Transcribe the listing in full, excluding any pictures.

***** INFORMATION GIVEN *****

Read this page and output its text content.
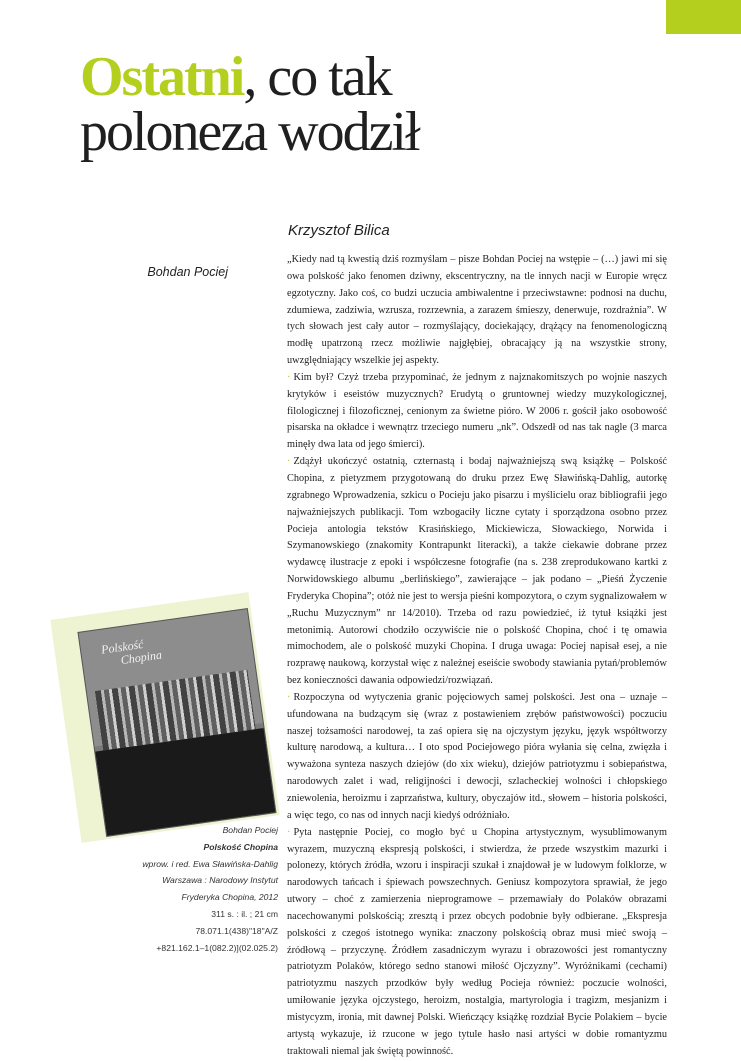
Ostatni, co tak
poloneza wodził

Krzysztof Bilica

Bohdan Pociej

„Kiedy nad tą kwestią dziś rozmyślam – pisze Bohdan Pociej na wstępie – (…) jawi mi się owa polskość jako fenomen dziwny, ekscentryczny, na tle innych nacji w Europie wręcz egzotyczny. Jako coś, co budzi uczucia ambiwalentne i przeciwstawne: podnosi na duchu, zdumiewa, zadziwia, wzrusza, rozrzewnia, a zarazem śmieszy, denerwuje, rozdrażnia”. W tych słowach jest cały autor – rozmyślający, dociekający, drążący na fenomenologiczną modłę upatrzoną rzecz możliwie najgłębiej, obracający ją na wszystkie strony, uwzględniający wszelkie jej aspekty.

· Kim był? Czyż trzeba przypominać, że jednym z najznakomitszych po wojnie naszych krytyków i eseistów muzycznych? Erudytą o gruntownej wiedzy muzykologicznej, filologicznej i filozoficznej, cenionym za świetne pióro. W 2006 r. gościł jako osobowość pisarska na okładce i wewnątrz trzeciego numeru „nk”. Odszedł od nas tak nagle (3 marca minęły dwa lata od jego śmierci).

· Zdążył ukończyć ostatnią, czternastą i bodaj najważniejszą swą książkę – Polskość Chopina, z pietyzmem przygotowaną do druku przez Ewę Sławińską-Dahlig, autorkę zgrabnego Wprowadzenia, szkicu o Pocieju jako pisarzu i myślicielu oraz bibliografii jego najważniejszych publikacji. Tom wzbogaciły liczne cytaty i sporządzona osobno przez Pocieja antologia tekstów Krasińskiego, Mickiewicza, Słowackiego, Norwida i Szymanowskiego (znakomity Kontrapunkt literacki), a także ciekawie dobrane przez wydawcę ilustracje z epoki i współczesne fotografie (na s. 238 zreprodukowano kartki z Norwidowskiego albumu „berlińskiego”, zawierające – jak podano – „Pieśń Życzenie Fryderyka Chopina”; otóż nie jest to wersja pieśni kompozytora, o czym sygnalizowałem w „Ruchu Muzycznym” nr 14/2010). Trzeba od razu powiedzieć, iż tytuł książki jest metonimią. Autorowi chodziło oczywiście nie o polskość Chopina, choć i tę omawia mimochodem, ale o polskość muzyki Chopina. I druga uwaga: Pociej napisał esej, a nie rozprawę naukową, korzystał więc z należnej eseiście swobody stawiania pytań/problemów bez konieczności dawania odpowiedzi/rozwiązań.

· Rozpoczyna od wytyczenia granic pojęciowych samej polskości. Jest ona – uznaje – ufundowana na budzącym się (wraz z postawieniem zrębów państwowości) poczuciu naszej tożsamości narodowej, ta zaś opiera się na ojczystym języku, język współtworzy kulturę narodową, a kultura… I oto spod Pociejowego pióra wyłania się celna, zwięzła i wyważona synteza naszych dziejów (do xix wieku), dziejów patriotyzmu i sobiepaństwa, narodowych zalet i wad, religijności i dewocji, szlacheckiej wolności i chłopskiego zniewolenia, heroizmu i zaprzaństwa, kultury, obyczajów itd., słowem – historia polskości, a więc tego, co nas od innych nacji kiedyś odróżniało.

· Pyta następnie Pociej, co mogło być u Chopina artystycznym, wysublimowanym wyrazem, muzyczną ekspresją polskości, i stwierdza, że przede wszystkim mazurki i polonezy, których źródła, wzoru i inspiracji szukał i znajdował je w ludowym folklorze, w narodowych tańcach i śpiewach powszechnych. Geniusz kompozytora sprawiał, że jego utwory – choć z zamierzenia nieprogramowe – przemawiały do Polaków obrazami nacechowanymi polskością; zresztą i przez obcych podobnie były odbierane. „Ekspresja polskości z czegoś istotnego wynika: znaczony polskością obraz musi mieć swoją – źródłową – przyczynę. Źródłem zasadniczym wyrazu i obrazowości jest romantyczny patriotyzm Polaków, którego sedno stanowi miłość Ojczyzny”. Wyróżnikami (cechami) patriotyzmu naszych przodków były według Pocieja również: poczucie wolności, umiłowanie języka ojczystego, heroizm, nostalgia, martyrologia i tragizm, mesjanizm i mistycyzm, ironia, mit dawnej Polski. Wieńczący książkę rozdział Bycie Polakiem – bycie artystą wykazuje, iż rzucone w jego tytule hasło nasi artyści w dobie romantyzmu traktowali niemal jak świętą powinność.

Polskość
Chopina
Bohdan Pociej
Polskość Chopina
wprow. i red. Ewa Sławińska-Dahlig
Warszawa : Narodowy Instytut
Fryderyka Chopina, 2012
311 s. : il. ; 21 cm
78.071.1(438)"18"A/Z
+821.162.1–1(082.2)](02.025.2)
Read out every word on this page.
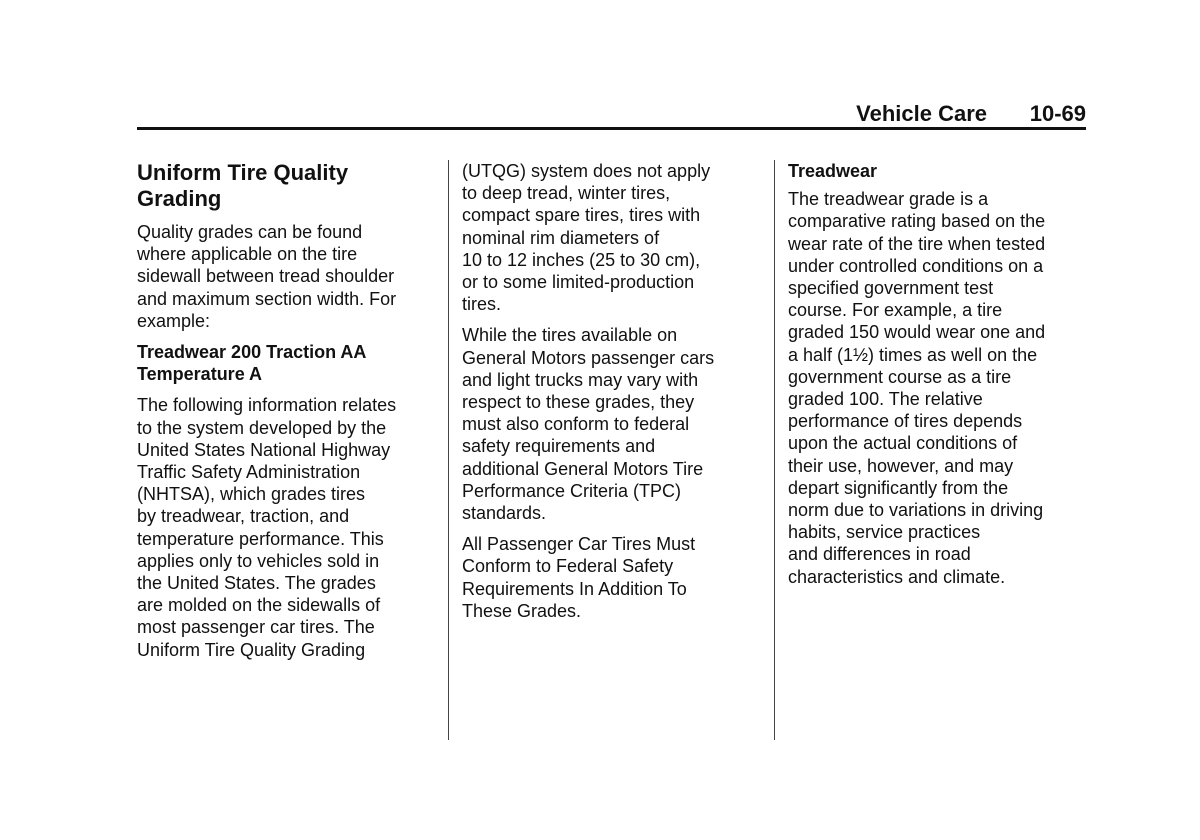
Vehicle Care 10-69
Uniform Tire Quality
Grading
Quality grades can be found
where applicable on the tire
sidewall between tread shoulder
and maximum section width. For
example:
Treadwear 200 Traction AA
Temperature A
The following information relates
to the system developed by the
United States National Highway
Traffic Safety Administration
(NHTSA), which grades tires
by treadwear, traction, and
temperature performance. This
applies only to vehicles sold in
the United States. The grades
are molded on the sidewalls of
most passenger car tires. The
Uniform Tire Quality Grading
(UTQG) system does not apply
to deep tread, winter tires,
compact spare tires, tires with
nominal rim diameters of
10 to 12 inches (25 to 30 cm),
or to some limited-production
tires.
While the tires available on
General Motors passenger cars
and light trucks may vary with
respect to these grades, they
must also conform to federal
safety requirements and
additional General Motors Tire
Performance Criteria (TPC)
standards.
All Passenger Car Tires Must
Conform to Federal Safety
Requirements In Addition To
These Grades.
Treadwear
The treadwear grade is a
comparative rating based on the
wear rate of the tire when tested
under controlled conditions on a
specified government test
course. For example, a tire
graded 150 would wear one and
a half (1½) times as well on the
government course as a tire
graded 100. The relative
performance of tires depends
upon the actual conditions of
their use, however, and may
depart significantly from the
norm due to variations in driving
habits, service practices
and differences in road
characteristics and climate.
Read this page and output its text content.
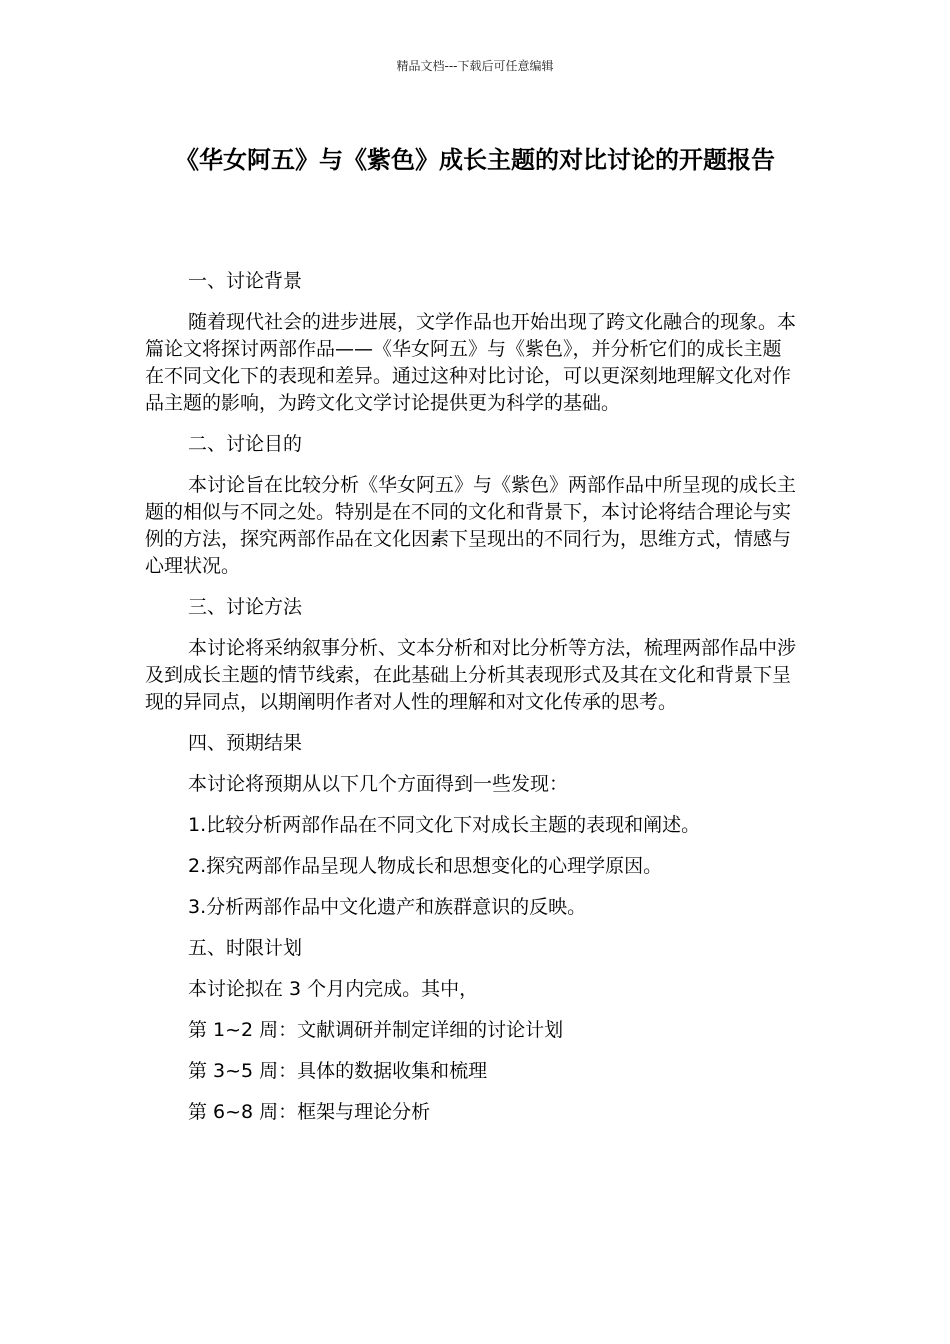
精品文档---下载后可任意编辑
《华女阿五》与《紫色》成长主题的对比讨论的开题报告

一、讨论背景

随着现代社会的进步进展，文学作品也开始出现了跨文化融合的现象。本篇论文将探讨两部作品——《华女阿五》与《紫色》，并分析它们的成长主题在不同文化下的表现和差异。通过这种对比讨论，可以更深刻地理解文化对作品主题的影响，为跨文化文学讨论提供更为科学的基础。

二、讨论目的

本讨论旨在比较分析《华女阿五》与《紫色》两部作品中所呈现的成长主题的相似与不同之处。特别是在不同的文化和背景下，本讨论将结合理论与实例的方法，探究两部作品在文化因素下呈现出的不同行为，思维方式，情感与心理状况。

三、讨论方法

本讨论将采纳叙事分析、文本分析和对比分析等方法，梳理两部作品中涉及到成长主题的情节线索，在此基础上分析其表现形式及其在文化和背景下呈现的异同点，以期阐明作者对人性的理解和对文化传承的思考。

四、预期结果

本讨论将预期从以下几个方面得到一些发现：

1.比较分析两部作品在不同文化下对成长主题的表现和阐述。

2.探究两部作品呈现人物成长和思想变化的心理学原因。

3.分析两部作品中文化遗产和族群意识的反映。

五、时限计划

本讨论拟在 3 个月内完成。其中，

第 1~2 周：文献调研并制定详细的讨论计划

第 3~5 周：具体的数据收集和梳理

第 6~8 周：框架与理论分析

*****

▸ **FINAL RESULT**:
Read this page and output its text content.
Ostatni, co tak
poloneza wodził

Krzysztof Bilica

Bohdan Pociej

„Kiedy nad tą kwestią dziś rozmyślam – pisze Bohdan Pociej na wstępie – (…) jawi mi się owa polskość jako fenomen dziwny, ekscentryczny, na tle innych nacji w Europie wręcz egzotyczny. Jako coś, co budzi uczucia ambiwalentne i przeciwstawne: podnosi na duchu, zdumiewa, zadziwia, wzrusza, rozrzewnia, a zarazem śmieszy, denerwuje, rozdrażnia”. W tych słowach jest cały autor – rozmyślający, dociekający, drążący na fenomenologiczną modłę upatrzoną rzecz możliwie najgłębiej, obracający ją na wszystkie strony, uwzględniający wszelkie jej aspekty.

· Kim był? Czyż trzeba przypominać, że jednym z najznakomitszych po wojnie naszych krytyków i eseistów muzycznych? Erudytą o gruntownej wiedzy muzykologicznej, filologicznej i filozoficznej, cenionym za świetne pióro. W 2006 r. gościł jako osobowość pisarska na okładce i wewnątrz trzeciego numeru „nk”. Odszedł od nas tak nagle (3 marca minęły dwa lata od jego śmierci).

· Zdążył ukończyć ostatnią, czternastą i bodaj najważniejszą swą książkę – Polskość Chopina, z pietyzmem przygotowaną do druku przez Ewę Sławińską-Dahlig, autorkę zgrabnego Wprowadzenia, szkicu o Pocieju jako pisarzu i myślicielu oraz bibliografii jego najważniejszych publikacji. Tom wzbogaciły liczne cytaty i sporządzona osobno przez Pocieja antologia tekstów Krasińskiego, Mickiewicza, Słowackiego, Norwida i Szymanowskiego (znakomity Kontrapunkt literacki), a także ciekawie dobrane przez wydawcę ilustracje z epoki i współczesne fotografie (na s. 238 zreprodukowano kartki z Norwidowskiego albumu „berlińskiego”, zawierające – jak podano – „Pieśń Życzenie Fryderyka Chopina”; otóż nie jest to wersja pieśni kompozytora, o czym sygnalizowałem w „Ruchu Muzycznym” nr 14/2010). Trzeba od razu powiedzieć, iż tytuł książki jest metonimią. Autorowi chodziło oczywiście nie o polskość Chopina, choć i tę omawia mimochodem, ale o polskość muzyki Chopina. I druga uwaga: Pociej napisał esej, a nie rozprawę naukową, korzystał więc z należnej eseiście swobody stawiania pytań/problemów bez konieczności dawania odpowiedzi/rozwiązań.

· Rozpoczyna od wytyczenia granic pojęciowych samej polskości. Jest ona – uznaje – ufundowana na budzącym się (wraz z postawieniem zrębów państwowości) poczuciu naszej tożsamości narodowej, ta zaś opiera się na ojczystym języku, język współtworzy kulturę narodową, a kultura… I oto spod Pociejowego pióra wyłania się celna, zwięzła i wyważona synteza naszych dziejów (do xix wieku), dziejów patriotyzmu i sobiepaństwa, narodowych zalet i wad, religijności i dewocji, szlacheckiej wolności i chłopskiego zniewolenia, heroizmu i zaprzaństwa, kultury, obyczajów itd., słowem – historia polskości, a więc tego, co nas od innych nacji kiedyś odróżniało.

· Pyta następnie Pociej, co mogło być u Chopina artystycznym, wysublimowanym wyrazem, muzyczną ekspresją polskości, i stwierdza, że przede wszystkim mazurki i polonezy, których źródła, wzoru i inspiracji szukał i znajdował je w ludowym folklorze, w narodowych tańcach i śpiewach powszechnych. Geniusz kompozytora sprawiał, że jego utwory – choć z zamierzenia nieprogramowe – przemawiały do Polaków obrazami nacechowanymi polskością; zresztą i przez obcych podobnie były odbierane. „Ekspresja polskości z czegoś istotnego wynika: znaczony polskością obraz musi mieć swoją – źródłową – przyczynę. Źródłem zasadniczym wyrazu i obrazowości jest romantyczny patriotyzm Polaków, którego sedno stanowi miłość Ojczyzny”. Wyróżnikami (cechami) patriotyzmu naszych przodków były według Pocieja również: poczucie wolności, umiłowanie języka ojczystego, heroizm, nostalgia, martyrologia i tragizm, mesjanizm i mistycyzm, ironia, mit dawnej Polski. Wieńczący książkę rozdział Bycie Polakiem – bycie artystą wykazuje, iż rzucone w jego tytule hasło nasi artyści w dobie romantyzmu traktowali niemal jak świętą powinność.

Polskość
Chopina
Bohdan Pociej
Polskość Chopina
wprow. i red. Ewa Sławińska-Dahlig
Warszawa : Narodowy Instytut
Fryderyka Chopina, 2012
311 s. : il. ; 21 cm
78.071.1(438)"18"A/Z
+821.162.1–1(082.2)](02.025.2)
Read out every word on this page.
Vehicle Care 10-69
Uniform Tire Quality
Grading
Quality grades can be found
where applicable on the tire
sidewall between tread shoulder
and maximum section width. For
example:
Treadwear 200 Traction AA
Temperature A
The following information relates
to the system developed by the
United States National Highway
Traffic Safety Administration
(NHTSA), which grades tires
by treadwear, traction, and
temperature performance. This
applies only to vehicles sold in
the United States. The grades
are molded on the sidewalls of
most passenger car tires. The
Uniform Tire Quality Grading
(UTQG) system does not apply
to deep tread, winter tires,
compact spare tires, tires with
nominal rim diameters of
10 to 12 inches (25 to 30 cm),
or to some limited-production
tires.
While the tires available on
General Motors passenger cars
and light trucks may vary with
respect to these grades, they
must also conform to federal
safety requirements and
additional General Motors Tire
Performance Criteria (TPC)
standards.
All Passenger Car Tires Must
Conform to Federal Safety
Requirements In Addition To
These Grades.
Treadwear
The treadwear grade is a
comparative rating based on the
wear rate of the tire when tested
under controlled conditions on a
specified government test
course. For example, a tire
graded 150 would wear one and
a half (1½) times as well on the
government course as a tire
graded 100. The relative
performance of tires depends
upon the actual conditions of
their use, however, and may
depart significantly from the
norm due to variations in driving
habits, service practices
and differences in road
characteristics and climate.
Read this page and output its text content.
精品文档---下载后可任意编辑
《华女阿五》与《紫色》成长主题的对比讨论的开题报告

一、讨论背景

随着现代社会的进步进展，文学作品也开始出现了跨文化融合的现象。本篇论文将探讨两部作品——《华女阿五》与《紫色》，并分析它们的成长主题在不同文化下的表现和差异。通过这种对比讨论，可以更深刻地理解文化对作品主题的影响，为跨文化文学讨论提供更为科学的基础。

二、讨论目的

本讨论旨在比较分析《华女阿五》与《紫色》两部作品中所呈现的成长主题的相似与不同之处。特别是在不同的文化和背景下，本讨论将结合理论与实例的方法，探究两部作品在文化因素下呈现出的不同行为，思维方式，情感与心理状况。

三、讨论方法

本讨论将采纳叙事分析、文本分析和对比分析等方法，梳理两部作品中涉及到成长主题的情节线索，在此基础上分析其表现形式及其在文化和背景下呈现的异同点，以期阐明作者对人性的理解和对文化传承的思考。

四、预期结果

本讨论将预期从以下几个方面得到一些发现：

1.比较分析两部作品在不同文化下对成长主题的表现和阐述。

2.探究两部作品呈现人物成长和思想变化的心理学原因。

3.分析两部作品中文化遗产和族群意识的反映。

五、时限计划

本讨论拟在 3 个月内完成。其中，

第 1~2 周：文献调研并制定详细的讨论计划

第 3~5 周：具体的数据收集和梳理

第 6~8 周：框架与理论分析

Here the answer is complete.